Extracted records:
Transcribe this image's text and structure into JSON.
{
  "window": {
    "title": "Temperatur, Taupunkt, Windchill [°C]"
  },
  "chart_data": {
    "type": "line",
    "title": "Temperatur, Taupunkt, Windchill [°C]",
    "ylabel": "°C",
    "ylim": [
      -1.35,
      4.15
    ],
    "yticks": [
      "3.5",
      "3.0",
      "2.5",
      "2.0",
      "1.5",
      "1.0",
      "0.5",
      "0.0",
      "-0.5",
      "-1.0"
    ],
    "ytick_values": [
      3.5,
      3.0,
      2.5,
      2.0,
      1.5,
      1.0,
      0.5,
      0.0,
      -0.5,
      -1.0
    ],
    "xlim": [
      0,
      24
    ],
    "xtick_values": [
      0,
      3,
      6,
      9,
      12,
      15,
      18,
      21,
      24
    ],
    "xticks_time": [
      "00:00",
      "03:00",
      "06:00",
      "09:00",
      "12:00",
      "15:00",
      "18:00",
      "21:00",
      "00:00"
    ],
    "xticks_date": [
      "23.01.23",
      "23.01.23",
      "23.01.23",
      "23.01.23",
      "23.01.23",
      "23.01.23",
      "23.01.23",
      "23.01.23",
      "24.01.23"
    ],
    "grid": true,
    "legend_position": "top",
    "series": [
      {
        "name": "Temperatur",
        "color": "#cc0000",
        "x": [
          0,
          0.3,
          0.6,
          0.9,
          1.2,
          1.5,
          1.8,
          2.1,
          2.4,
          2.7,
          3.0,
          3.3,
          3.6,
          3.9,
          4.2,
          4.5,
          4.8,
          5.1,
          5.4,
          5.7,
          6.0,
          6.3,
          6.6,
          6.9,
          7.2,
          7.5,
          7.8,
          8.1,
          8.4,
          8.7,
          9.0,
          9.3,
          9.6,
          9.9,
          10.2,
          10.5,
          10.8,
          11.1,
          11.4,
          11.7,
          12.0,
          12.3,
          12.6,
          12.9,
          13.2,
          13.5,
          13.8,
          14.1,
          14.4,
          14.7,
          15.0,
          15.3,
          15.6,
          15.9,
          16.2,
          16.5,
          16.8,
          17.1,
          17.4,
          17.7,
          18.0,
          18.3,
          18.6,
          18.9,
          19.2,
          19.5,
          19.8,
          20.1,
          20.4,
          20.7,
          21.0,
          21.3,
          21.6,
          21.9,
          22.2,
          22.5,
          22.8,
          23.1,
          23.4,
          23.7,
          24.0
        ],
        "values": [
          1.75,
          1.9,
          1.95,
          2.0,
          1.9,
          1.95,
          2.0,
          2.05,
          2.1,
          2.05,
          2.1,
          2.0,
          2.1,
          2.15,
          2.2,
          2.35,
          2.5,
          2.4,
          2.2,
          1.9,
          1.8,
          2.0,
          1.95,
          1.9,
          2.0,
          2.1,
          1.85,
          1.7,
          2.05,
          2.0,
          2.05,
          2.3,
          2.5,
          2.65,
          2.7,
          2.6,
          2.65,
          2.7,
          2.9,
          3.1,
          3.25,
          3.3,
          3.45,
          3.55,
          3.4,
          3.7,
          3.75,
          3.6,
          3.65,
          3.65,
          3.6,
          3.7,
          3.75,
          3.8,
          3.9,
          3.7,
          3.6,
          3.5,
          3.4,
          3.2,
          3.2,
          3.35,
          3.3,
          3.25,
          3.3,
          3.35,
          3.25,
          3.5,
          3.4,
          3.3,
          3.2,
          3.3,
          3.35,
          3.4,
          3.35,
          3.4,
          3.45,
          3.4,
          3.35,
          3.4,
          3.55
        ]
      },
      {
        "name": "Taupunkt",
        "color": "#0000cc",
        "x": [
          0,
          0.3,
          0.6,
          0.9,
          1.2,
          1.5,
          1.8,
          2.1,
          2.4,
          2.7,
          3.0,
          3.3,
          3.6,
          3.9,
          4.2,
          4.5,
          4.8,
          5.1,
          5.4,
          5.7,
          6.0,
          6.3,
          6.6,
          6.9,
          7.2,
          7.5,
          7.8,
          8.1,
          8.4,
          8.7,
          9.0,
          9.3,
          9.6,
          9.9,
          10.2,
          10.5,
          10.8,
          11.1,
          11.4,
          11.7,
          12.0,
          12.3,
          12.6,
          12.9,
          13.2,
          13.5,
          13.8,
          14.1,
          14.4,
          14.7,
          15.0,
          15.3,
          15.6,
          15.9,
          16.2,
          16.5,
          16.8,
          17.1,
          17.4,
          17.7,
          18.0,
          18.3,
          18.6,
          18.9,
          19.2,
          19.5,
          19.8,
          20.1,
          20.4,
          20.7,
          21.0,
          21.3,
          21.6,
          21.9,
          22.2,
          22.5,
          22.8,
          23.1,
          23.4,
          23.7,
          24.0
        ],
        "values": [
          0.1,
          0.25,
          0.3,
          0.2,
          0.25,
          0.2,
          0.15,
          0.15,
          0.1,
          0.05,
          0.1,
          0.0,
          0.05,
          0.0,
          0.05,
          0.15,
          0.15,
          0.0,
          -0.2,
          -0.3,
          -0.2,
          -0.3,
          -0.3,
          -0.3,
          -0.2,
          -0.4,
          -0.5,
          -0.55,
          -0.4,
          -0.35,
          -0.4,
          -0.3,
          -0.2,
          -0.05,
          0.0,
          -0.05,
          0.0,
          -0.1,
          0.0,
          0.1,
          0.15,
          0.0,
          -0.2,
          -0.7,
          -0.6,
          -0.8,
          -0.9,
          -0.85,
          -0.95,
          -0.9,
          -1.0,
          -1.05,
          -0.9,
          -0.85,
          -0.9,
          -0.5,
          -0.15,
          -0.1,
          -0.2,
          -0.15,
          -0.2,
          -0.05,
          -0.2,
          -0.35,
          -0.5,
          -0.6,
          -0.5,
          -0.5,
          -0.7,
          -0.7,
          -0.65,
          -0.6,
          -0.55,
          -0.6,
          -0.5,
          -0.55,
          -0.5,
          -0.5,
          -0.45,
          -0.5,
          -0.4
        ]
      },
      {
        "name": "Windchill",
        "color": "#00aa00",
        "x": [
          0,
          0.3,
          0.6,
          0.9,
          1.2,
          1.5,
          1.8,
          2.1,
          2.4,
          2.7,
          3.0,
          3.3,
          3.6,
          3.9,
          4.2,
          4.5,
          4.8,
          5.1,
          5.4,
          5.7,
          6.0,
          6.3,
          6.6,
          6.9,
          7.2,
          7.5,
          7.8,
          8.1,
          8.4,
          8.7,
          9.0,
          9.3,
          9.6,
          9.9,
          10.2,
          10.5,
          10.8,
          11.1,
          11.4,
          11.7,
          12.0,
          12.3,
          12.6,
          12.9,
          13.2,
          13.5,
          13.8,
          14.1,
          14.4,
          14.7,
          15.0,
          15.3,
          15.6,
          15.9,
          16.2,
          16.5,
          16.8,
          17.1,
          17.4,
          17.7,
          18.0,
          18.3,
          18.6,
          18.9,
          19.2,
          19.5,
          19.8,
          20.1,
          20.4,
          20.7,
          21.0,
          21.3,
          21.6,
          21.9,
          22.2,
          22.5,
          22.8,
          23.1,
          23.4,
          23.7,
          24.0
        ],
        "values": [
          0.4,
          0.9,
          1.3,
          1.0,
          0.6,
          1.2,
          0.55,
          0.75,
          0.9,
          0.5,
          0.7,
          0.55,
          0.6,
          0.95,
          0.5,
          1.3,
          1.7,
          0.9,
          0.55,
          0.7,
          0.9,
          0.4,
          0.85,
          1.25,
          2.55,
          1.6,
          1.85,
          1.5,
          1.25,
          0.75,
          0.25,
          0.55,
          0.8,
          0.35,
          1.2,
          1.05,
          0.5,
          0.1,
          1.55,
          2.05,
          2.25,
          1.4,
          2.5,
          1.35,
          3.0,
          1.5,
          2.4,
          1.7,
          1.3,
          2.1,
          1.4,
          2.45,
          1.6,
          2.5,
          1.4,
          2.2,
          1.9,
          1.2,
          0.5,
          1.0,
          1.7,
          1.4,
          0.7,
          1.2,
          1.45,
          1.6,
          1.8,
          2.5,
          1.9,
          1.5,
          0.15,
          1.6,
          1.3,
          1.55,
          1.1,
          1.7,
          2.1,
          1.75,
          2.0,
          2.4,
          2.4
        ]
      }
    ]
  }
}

▶ **EXERCISE GOAL**: Tally up the lines in the records containing the word "Windchill", then give the count and nothing else.

▶ **SOLUTION TO THIS EXERCISE**: 3